↓
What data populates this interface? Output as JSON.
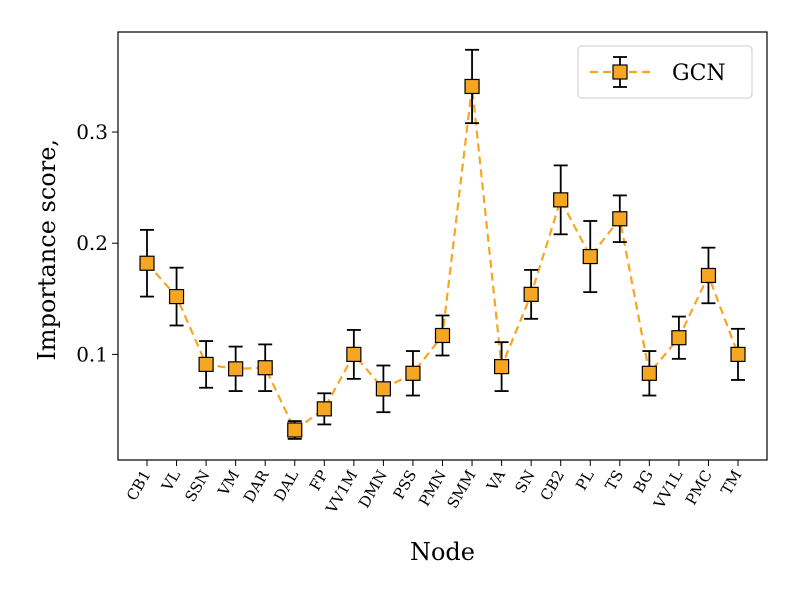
{
  "chart_data": {
    "type": "line",
    "title": "",
    "xlabel": "Node",
    "ylabel": "Importance score, 𝒤",
    "ylim": [
      0.005,
      0.39
    ],
    "yticks": [
      0.1,
      0.2,
      0.3
    ],
    "ytick_labels": [
      "0.1",
      "0.2",
      "0.3"
    ],
    "grid": false,
    "legend": {
      "placement": "top-right"
    },
    "categories": [
      "CB1",
      "VL",
      "SSN",
      "VM",
      "DAR",
      "DAL",
      "FP",
      "VV1M",
      "DMN",
      "PSS",
      "PMN",
      "SMM",
      "VA",
      "SN",
      "CB2",
      "PL",
      "TS",
      "BG",
      "VV1L",
      "PMC",
      "TM"
    ],
    "series": [
      {
        "name": "GCN",
        "color": "#f5a623",
        "marker": "square",
        "linestyle": "dashed",
        "values": [
          0.182,
          0.152,
          0.091,
          0.087,
          0.088,
          0.032,
          0.051,
          0.1,
          0.069,
          0.083,
          0.117,
          0.341,
          0.089,
          0.154,
          0.239,
          0.188,
          0.222,
          0.083,
          0.115,
          0.171,
          0.1
        ],
        "errors": [
          0.03,
          0.026,
          0.021,
          0.02,
          0.021,
          0.008,
          0.014,
          0.022,
          0.021,
          0.02,
          0.018,
          0.033,
          0.022,
          0.022,
          0.031,
          0.032,
          0.021,
          0.02,
          0.019,
          0.025,
          0.023
        ]
      }
    ]
  }
}
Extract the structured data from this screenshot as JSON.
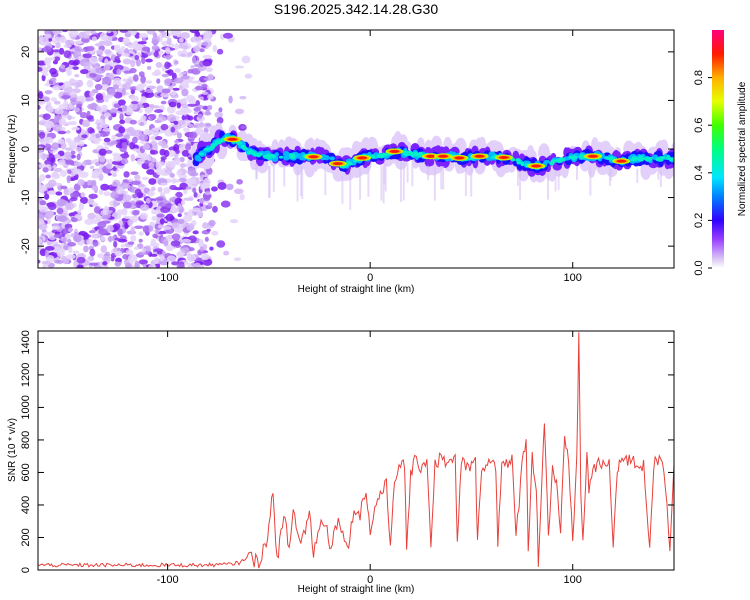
↑
*What the task requires*: Copy all lines in the listing above where the string "this" appears.

*Final answer*:
What data populates this interface? Output as JSON.
Extract the structured data from this screenshot as JSON.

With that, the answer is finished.